Transcribe the records exactly. Pictures do not belong in the transcription.

(Collection entries)
* * * *

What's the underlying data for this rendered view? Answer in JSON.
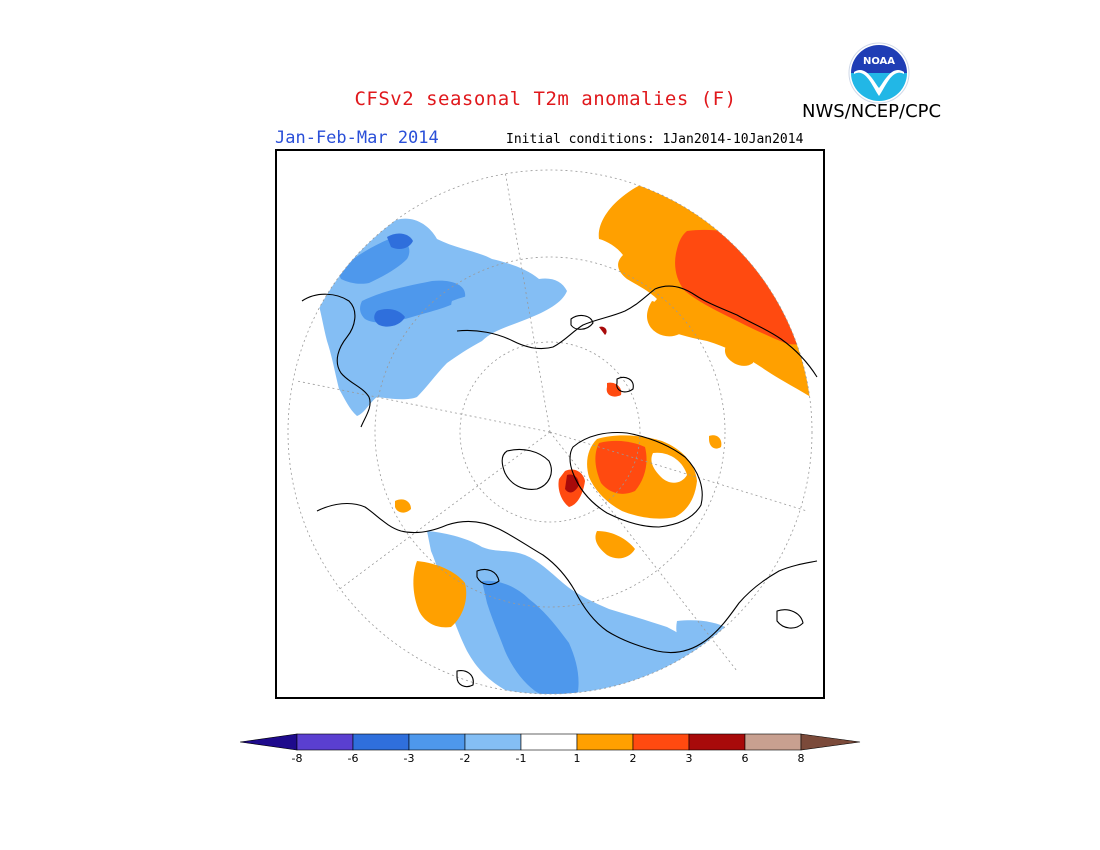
{
  "title": "CFSv2 seasonal T2m anomalies (F)",
  "agency": "NWS/NCEP/CPC",
  "logo_text": "NOAA",
  "period": "Jan-Feb-Mar 2014",
  "initial_conditions": "Initial conditions: 1Jan2014-10Jan2014",
  "colorbar": {
    "ticks": [
      "-8",
      "-6",
      "-3",
      "-2",
      "-1",
      "1",
      "2",
      "3",
      "6",
      "8"
    ],
    "colors": [
      "#1e0a8c",
      "#5a3fd0",
      "#2f6fdc",
      "#4e98ec",
      "#84bef4",
      "#ffffff",
      "#ffa000",
      "#ff4a10",
      "#a80a0a",
      "#c8a090",
      "#7b4a3a"
    ]
  },
  "anomaly_colors": {
    "cold_1": "#84bef4",
    "cold_2": "#4e98ec",
    "cold_3": "#2f6fdc",
    "warm_1": "#ffa000",
    "warm_2": "#ff4a10",
    "warm_3": "#a80a0a"
  }
}
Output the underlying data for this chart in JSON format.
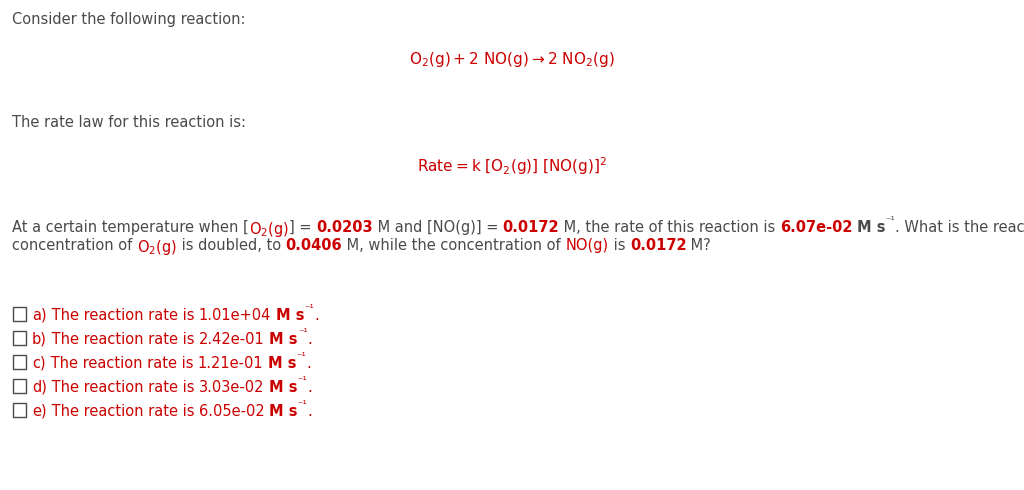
{
  "bg_color": "#ffffff",
  "text_color": "#4a4a4a",
  "red_color": "#cc0000",
  "fig_width": 10.24,
  "fig_height": 4.9,
  "dpi": 100,
  "font_size": 10.5,
  "font_family": "DejaVu Sans"
}
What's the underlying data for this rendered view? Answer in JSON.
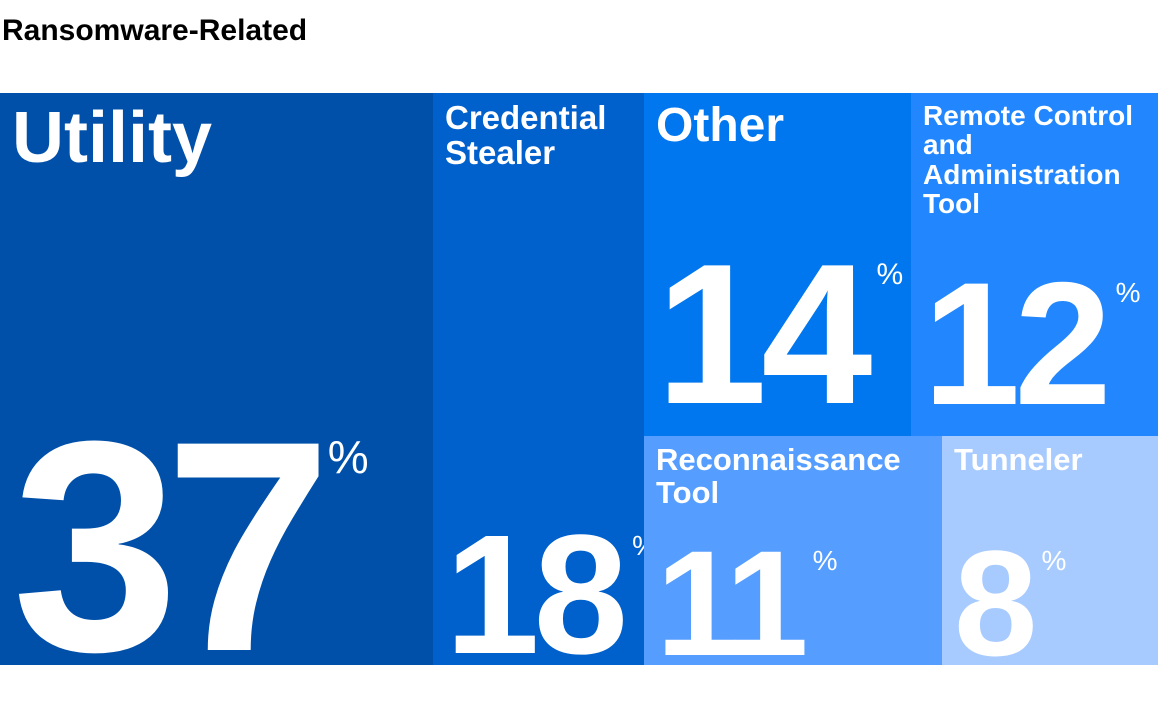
{
  "title": "Ransomware-Related",
  "chart_data": {
    "type": "treemap",
    "title": "Ransomware-Related",
    "unit": "%",
    "items": [
      {
        "label": "Utility",
        "value": 37,
        "color": "#0050AA"
      },
      {
        "label": "Credential Stealer",
        "value": 18,
        "color": "#0060CC"
      },
      {
        "label": "Other",
        "value": 14,
        "color": "#0077EE"
      },
      {
        "label": "Remote Control and Administration Tool",
        "value": 12,
        "color": "#2287FF"
      },
      {
        "label": "Reconnaissance Tool",
        "value": 11,
        "color": "#559EFF"
      },
      {
        "label": "Tunneler",
        "value": 8,
        "color": "#A8CBFF"
      }
    ]
  }
}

* * * *

** Exercise solution **
What's the underlying data for this rendered view? Answer in JSON.
{
  "title": "CFSv2 seasonal T2m anomalies (F)",
  "agency": "NWS/NCEP/CPC",
  "logo_text": "NOAA",
  "period": "Jan-Feb-Mar 2014",
  "initial_conditions": "Initial conditions: 1Jan2014-10Jan2014",
  "colorbar": {
    "ticks": [
      "-8",
      "-6",
      "-3",
      "-2",
      "-1",
      "1",
      "2",
      "3",
      "6",
      "8"
    ],
    "colors": [
      "#1e0a8c",
      "#5a3fd0",
      "#2f6fdc",
      "#4e98ec",
      "#84bef4",
      "#ffffff",
      "#ffa000",
      "#ff4a10",
      "#a80a0a",
      "#c8a090",
      "#7b4a3a"
    ]
  },
  "anomaly_colors": {
    "cold_1": "#84bef4",
    "cold_2": "#4e98ec",
    "cold_3": "#2f6fdc",
    "warm_1": "#ffa000",
    "warm_2": "#ff4a10",
    "warm_3": "#a80a0a"
  }
}
Output the underlying data for this chart in JSON format.
{
  "bg_color": "#ffffff",
  "text_color": "#4a4a4a",
  "red_color": "#cc0000",
  "fig_width": 10.24,
  "fig_height": 4.9,
  "dpi": 100,
  "font_size": 10.5,
  "font_family": "DejaVu Sans"
}
What's the underlying data for this rendered view? Answer in JSON.
{
  "title": "Ransomware-Related",
  "chart_data": {
    "type": "treemap",
    "title": "Ransomware-Related",
    "unit": "%",
    "items": [
      {
        "label": "Utility",
        "value": 37,
        "color": "#0050AA"
      },
      {
        "label": "Credential Stealer",
        "value": 18,
        "color": "#0060CC"
      },
      {
        "label": "Other",
        "value": 14,
        "color": "#0077EE"
      },
      {
        "label": "Remote Control and Administration Tool",
        "value": 12,
        "color": "#2287FF"
      },
      {
        "label": "Reconnaissance Tool",
        "value": 11,
        "color": "#559EFF"
      },
      {
        "label": "Tunneler",
        "value": 8,
        "color": "#A8CBFF"
      }
    ]
  }
}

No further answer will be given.